Reading text:
────

Former leader, 2 Supreme Court judges arrested in Maldives

The Maldives opposition leader and two Supreme Court judges were arrested early Tuesday hours after the government declared an emergency in the Indian Ocean nation that has been increasingly in turmoil in the days since the court ordered several jailed politicians to be freed.

Government declares emergency in Indian Ocean nation

A Maldives policeman charges with baton towards protesters after the government declared a 15-day state of emergency in Male, Maldives, early Tuesday. (Mohamed Sharuhaan/Associated Press)

The Maldives opposition leader and two Supreme Court judges were arrested early Tuesday hours after the government declared an emergency in the Indian Ocean nation that has been increasingly in turmoil in the days since the court ordered several jailed politicians to be freed.

The charges against opposition leader Maumoon Abdul Gayoom include bribery and attempting to overthrow the government, his lawyer, Maumoon Hameed, said on Twitter. Gayoom was president from 1978 to 2008, when Maldives became a multiparty democracy, and is the half-brother of the current president, under whose rule the archipelago has lost many of its democratic gains.

The 15-day emergency decree issued late Monday gives the government sweeping powers to make arrests, search and seize property and restricts freedom of assembly, officials said.

Soon after the declaration, security forces stormed into the Supreme Court building, where Chief Justice Abdulla Saeed and judge Ali Hamid were arrested. The charges against them have not been specified. The whereabouts of the court's other two judges were not known Tuesday morning.

Soldiers keep politicians from parliament

Since the surprise, unanimous ruling last week ordering the release of imprisoned opposition leaders, President Yameen Abdul Gayoom has lashed out at the court, opposition protests have spilled into the streets of the capital, Male, and soldiers in riot gear have stopped lawmakers from meeting in the parliament building.

Former Maldives president and opposition leader Maumoon Abdul Gayoom is taken to prison by police after the government declared a 15-day state of emergency. (Mohamed Sharuhaan/Associated Press)

In a statement issued after the state of emergency was announced on state television, Yameen said "though certain rights will be restricted, general movements, services and businesses will not be affected."

In a letter to the court released by the president's office, Yameen said the court's order to release prisoners had encroached on the powers of the state and was an "infringement of national security and public interest." He urged the court to "review the concerns" of the government.

The government has also said the court has not properly responded to letters citing problems with implementing its order, including that the cases against the political prisoners are at different legal stages. A Supreme Court statement on Sunday said "there are no obstacles in implementing the ruling ... and that this has been informed to the Prosecutor General's office."

────

Given data:
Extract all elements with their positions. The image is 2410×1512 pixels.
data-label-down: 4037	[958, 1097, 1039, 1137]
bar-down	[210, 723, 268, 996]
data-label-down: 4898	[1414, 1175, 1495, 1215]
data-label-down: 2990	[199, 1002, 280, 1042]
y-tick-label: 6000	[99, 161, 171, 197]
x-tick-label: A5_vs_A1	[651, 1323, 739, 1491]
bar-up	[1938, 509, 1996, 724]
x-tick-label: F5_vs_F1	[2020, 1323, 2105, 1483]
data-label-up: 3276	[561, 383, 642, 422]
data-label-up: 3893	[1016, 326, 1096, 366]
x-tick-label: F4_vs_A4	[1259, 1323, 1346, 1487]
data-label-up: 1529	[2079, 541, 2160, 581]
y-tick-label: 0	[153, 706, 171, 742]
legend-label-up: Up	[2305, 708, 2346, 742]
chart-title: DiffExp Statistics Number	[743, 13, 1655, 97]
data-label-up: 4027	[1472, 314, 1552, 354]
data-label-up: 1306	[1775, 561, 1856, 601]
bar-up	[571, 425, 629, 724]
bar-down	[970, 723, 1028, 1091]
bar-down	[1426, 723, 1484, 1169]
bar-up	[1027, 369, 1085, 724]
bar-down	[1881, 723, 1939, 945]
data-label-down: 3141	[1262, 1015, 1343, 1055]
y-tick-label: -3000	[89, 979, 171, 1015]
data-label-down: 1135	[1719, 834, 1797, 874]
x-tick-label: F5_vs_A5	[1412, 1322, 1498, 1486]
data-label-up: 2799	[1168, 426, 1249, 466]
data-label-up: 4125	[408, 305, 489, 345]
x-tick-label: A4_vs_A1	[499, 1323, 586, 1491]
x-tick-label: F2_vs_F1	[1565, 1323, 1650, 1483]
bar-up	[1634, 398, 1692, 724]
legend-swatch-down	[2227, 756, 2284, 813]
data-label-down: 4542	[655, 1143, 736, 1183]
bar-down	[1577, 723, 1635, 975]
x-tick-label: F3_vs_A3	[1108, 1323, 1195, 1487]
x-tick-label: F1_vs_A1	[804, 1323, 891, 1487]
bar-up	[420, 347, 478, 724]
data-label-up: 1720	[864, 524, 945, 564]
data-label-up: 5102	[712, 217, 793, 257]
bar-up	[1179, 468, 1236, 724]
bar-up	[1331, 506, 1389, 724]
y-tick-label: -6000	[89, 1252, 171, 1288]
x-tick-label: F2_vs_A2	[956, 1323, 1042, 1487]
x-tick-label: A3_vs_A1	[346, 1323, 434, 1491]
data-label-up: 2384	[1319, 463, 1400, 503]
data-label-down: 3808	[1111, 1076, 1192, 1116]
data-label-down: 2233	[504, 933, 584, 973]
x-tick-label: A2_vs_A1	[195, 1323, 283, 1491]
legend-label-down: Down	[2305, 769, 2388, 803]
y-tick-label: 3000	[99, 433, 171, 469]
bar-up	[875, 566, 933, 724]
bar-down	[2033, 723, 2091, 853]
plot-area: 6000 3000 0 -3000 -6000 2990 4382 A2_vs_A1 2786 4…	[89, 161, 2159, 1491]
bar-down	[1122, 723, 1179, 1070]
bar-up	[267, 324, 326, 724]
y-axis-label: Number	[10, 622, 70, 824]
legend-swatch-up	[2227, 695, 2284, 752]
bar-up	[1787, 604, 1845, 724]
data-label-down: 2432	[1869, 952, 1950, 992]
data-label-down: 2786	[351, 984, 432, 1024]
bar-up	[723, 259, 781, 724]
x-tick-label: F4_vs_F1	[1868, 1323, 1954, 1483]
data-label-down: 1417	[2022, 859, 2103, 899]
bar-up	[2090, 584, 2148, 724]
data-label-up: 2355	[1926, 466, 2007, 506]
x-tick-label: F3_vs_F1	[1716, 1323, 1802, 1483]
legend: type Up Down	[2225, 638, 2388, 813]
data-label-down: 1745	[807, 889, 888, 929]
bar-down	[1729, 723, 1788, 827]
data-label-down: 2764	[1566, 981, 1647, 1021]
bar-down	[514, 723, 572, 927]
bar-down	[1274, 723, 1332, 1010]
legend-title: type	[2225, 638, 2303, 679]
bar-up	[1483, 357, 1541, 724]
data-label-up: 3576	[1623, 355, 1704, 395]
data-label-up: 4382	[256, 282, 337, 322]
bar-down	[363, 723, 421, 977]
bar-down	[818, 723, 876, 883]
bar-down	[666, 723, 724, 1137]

────

What you will do:
(a) Answer these from the Maldives arrests article:
(i) In which years was Maumoon Abdul Gayoom president?
(ii) How many days does the emergency decree last?
(iii) Which two Supreme Court judges were arrested?
(b) Pick up the Maldives arrests article after its last sentence and keep writing it.

Answers:
(a)
(i) From 1978 to 2008.
(ii) 15 days.
(iii) Chief Justice Abdulla Saeed and judge Ali Hamid.

(b)
'Unconstitutional and illegal'

The government did not comment on soldiers entering the Supreme Court building or on Gayoom's arrest, but the president's main rival, who lives in exile, urged people not to obey what he called an "unlawful order."

"This declaration is unconstitutional and illegal," former president Mohamed Nasheed, the country's first democratically elected leader, said in a statement.

Nasheed was one of the opposition leaders the Supreme Court had ordered freed, ruling that the guilty verdicts had been politically influenced.

The United Nations, United States and other foreign governments have urged the Maldives to respect the court order.

U.S., U.K., criticize emergency decree

The U.S. also strongly criticized the emergency decree, which State Department spokesperson Heather Nauert said also imposes travel restrictions.

Yameen has "systematically alienated his coalition, jailed or exiled every major opposition political figure" since his election in 2013, Nauert said.

She called on Yameen, the army, and police to comply with the rule of law, and for the constitutional rights of Maldivians to be restored.

British Foreign Secretary Boris Johnson said he was "gravely concerned" about the Maldives situation and asked "Yameen and Maldives government to peacefully end the state of emergency, restore all articles of the constitution, take immediate steps to implement in full the order of the Supreme Court, and to permit and support the full, free and proper functioning of parliament."

Young democracy

Australian ambassador to Sri Lanka and Maldives Bryce Hutchesson said Australia "calls on all parties to respect the rule of law, independence of the judiciary and the Supreme Court's decision."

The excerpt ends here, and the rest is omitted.